▶ [What you will do] Return every line of the records below verbatim, omitting the pictures.

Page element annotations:
* * * * * * *

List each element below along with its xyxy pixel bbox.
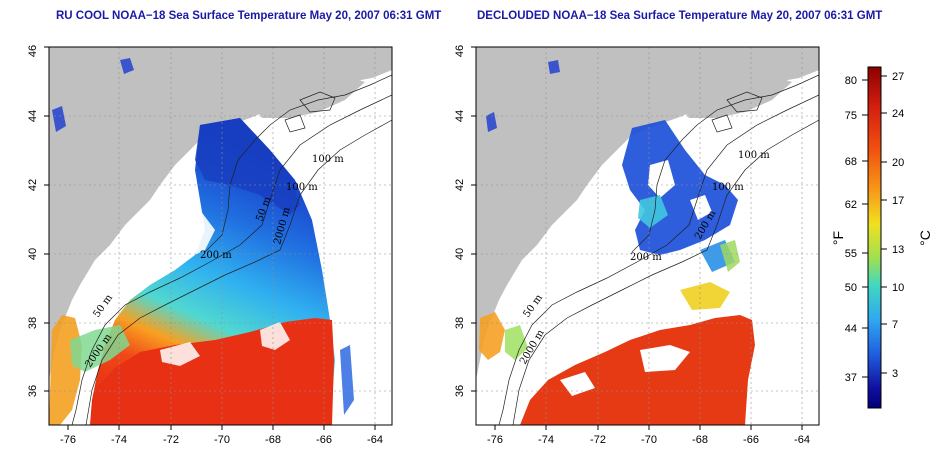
left-land: [49, 47, 392, 380]
colorbar-fahrenheit-tick: 50: [845, 282, 857, 294]
right-x-tick: -64: [794, 434, 810, 446]
left-y-tick: 44: [27, 110, 39, 122]
left-x-tick: -64: [367, 434, 383, 446]
left-contour-label: 100 m: [312, 154, 344, 165]
colorbar-fahrenheit-tick: 62: [845, 199, 857, 211]
colorbar-fahrenheit-tick: 37: [845, 372, 857, 384]
right-y-tick: 40: [454, 248, 466, 260]
left-y-tick: 40: [27, 248, 39, 260]
right-x-tick: -74: [538, 434, 554, 446]
colorbar-celsius-tick: 13: [892, 244, 904, 256]
right-sst-warm-region: [520, 315, 755, 425]
right-gridlines: [476, 47, 819, 425]
left-y-tick: 38: [27, 317, 39, 329]
left-x-tick: -70: [214, 434, 230, 446]
right-map-frame: [475, 46, 820, 426]
left-y-tick: 46: [27, 45, 39, 57]
left-bathymetry-contours: [71, 74, 392, 425]
right-contour-label: 200 m: [630, 252, 662, 263]
right-land: [476, 47, 819, 380]
colorbar-celsius-tick: 10: [892, 282, 904, 294]
colorbar-fahrenheit-tick: 55: [845, 248, 857, 260]
left-map-frame: [48, 46, 393, 426]
right-y-tick: 46: [454, 45, 466, 57]
right-x-tick: -68: [692, 434, 708, 446]
right-x-tick: -70: [641, 434, 657, 446]
colorbar-fahrenheit-tick: 44: [845, 323, 857, 335]
colorbar-celsius-tick: 7: [892, 319, 898, 331]
right-contour-label: 100 m: [712, 182, 744, 193]
colorbar-fahrenheit-tick: 68: [845, 156, 857, 168]
colorbar-gradient: [867, 66, 882, 409]
right-y-tick: 42: [454, 179, 466, 191]
colorbar-celsius-tick: 24: [892, 108, 904, 120]
right-y-tick: 38: [454, 317, 466, 329]
left-panel-title: RU COOL NOAA−18 Sea Surface Temperature …: [56, 10, 442, 22]
colorbar-celsius-tick: 20: [892, 157, 904, 169]
left-x-tick: -72: [163, 434, 179, 446]
colorbar: 80 75 68 62 55 50 44 37 27 24 20 17 13 1…: [830, 66, 933, 409]
colorbar-celsius-label: °C: [917, 230, 933, 246]
colorbar-fahrenheit-tick: 75: [845, 110, 857, 122]
right-x-tick: -66: [743, 434, 759, 446]
left-contour-label: 100 m: [286, 182, 318, 193]
colorbar-fahrenheit-label: °F: [830, 231, 846, 245]
left-x-tick: -68: [265, 434, 281, 446]
right-y-tick: 36: [454, 385, 466, 397]
right-panel-title: DECLOUDED NOAA−18 Sea Surface Temperatur…: [477, 10, 883, 22]
left-y-tick: 42: [27, 179, 39, 191]
right-bathymetry-contours: [498, 74, 819, 425]
right-y-tick: 44: [454, 110, 466, 122]
left-x-tick: -76: [60, 434, 76, 446]
left-x-tick: -74: [111, 434, 127, 446]
left-y-tick: 36: [27, 385, 39, 397]
colorbar-celsius-tick: 17: [892, 195, 904, 207]
right-contour-label: 100 m: [738, 150, 770, 161]
left-gridlines: [49, 47, 392, 425]
right-x-tick: -72: [590, 434, 606, 446]
right-map: 100 m 100 m 200 m 200 m 50 m 2000 m -76 …: [454, 45, 820, 446]
colorbar-celsius-tick: 27: [892, 71, 904, 83]
left-map: 100 m 100 m 50 m 200 m 50 m 2000 m 2000 …: [27, 45, 393, 446]
left-x-tick: -66: [316, 434, 332, 446]
colorbar-fahrenheit-tick: 80: [845, 75, 857, 87]
right-x-tick: -76: [487, 434, 503, 446]
left-contour-label: 200 m: [200, 250, 232, 261]
colorbar-celsius-tick: 3: [892, 368, 898, 380]
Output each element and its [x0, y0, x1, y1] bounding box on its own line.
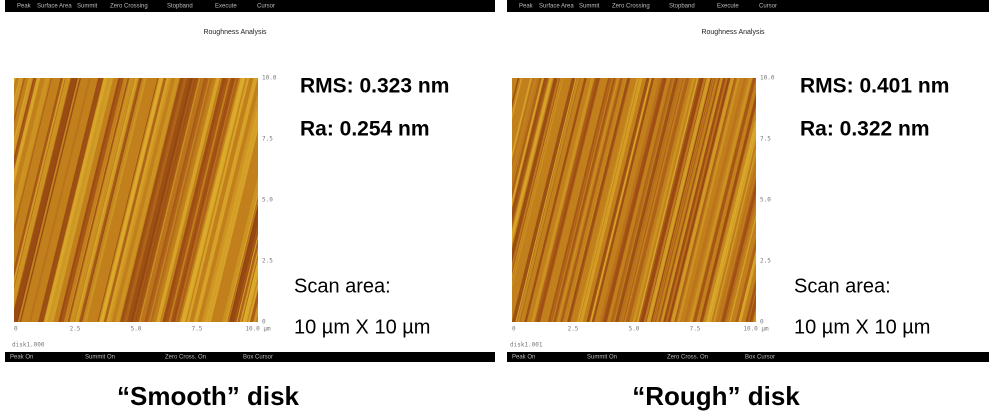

* * * * * * *

▶ [Output of the task]
List each element below along with its xyxy pixel bbox.
left-land: [49, 47, 392, 380]
colorbar-fahrenheit-tick: 50: [845, 282, 857, 294]
right-x-tick: -64: [794, 434, 810, 446]
left-y-tick: 44: [27, 110, 39, 122]
left-x-tick: -64: [367, 434, 383, 446]
left-contour-label: 100 m: [312, 154, 344, 165]
colorbar-fahrenheit-tick: 62: [845, 199, 857, 211]
colorbar-fahrenheit-tick: 37: [845, 372, 857, 384]
right-y-tick: 40: [454, 248, 466, 260]
left-y-tick: 40: [27, 248, 39, 260]
right-x-tick: -74: [538, 434, 554, 446]
colorbar-celsius-tick: 13: [892, 244, 904, 256]
right-sst-warm-region: [520, 315, 755, 425]
right-gridlines: [476, 47, 819, 425]
left-y-tick: 38: [27, 317, 39, 329]
left-x-tick: -70: [214, 434, 230, 446]
right-map-frame: [475, 46, 820, 426]
left-y-tick: 46: [27, 45, 39, 57]
left-bathymetry-contours: [71, 74, 392, 425]
right-contour-label: 200 m: [630, 252, 662, 263]
right-land: [476, 47, 819, 380]
colorbar-celsius-tick: 10: [892, 282, 904, 294]
colorbar-fahrenheit-tick: 55: [845, 248, 857, 260]
left-map-frame: [48, 46, 393, 426]
right-y-tick: 46: [454, 45, 466, 57]
right-x-tick: -68: [692, 434, 708, 446]
right-x-tick: -70: [641, 434, 657, 446]
colorbar-fahrenheit-tick: 44: [845, 323, 857, 335]
colorbar-celsius-tick: 7: [892, 319, 898, 331]
right-contour-label: 100 m: [712, 182, 744, 193]
colorbar-fahrenheit-tick: 68: [845, 156, 857, 168]
colorbar-gradient: [867, 66, 882, 409]
right-y-tick: 42: [454, 179, 466, 191]
colorbar-celsius-tick: 24: [892, 108, 904, 120]
right-y-tick: 38: [454, 317, 466, 329]
left-panel-title: RU COOL NOAA−18 Sea Surface Temperature …: [56, 10, 442, 22]
colorbar-celsius-tick: 20: [892, 157, 904, 169]
left-x-tick: -72: [163, 434, 179, 446]
colorbar: 80 75 68 62 55 50 44 37 27 24 20 17 13 1…: [830, 66, 933, 409]
colorbar-celsius-label: °C: [917, 230, 933, 246]
colorbar-fahrenheit-tick: 75: [845, 110, 857, 122]
right-x-tick: -66: [743, 434, 759, 446]
left-contour-label: 100 m: [286, 182, 318, 193]
colorbar-fahrenheit-label: °F: [830, 231, 846, 245]
left-x-tick: -68: [265, 434, 281, 446]
right-y-tick: 36: [454, 385, 466, 397]
right-panel-title: DECLOUDED NOAA−18 Sea Surface Temperatur…: [477, 10, 883, 22]
left-y-tick: 42: [27, 179, 39, 191]
right-bathymetry-contours: [498, 74, 819, 425]
right-y-tick: 44: [454, 110, 466, 122]
left-x-tick: -76: [60, 434, 76, 446]
left-x-tick: -74: [111, 434, 127, 446]
left-y-tick: 36: [27, 385, 39, 397]
colorbar-celsius-tick: 17: [892, 195, 904, 207]
right-contour-label: 100 m: [738, 150, 770, 161]
left-gridlines: [49, 47, 392, 425]
right-x-tick: -72: [590, 434, 606, 446]
right-map: 100 m 100 m 200 m 200 m 50 m 2000 m -76 …: [454, 45, 820, 446]
colorbar-celsius-tick: 27: [892, 71, 904, 83]
left-map: 100 m 100 m 50 m 200 m 50 m 2000 m 2000 …: [27, 45, 393, 446]
left-x-tick: -66: [316, 434, 332, 446]
colorbar-fahrenheit-tick: 80: [845, 75, 857, 87]
right-x-tick: -76: [487, 434, 503, 446]
left-contour-label: 200 m: [200, 250, 232, 261]
colorbar-celsius-tick: 3: [892, 368, 898, 380]
Output each element and its [x0, y0, x1, y1] bounding box on its own line.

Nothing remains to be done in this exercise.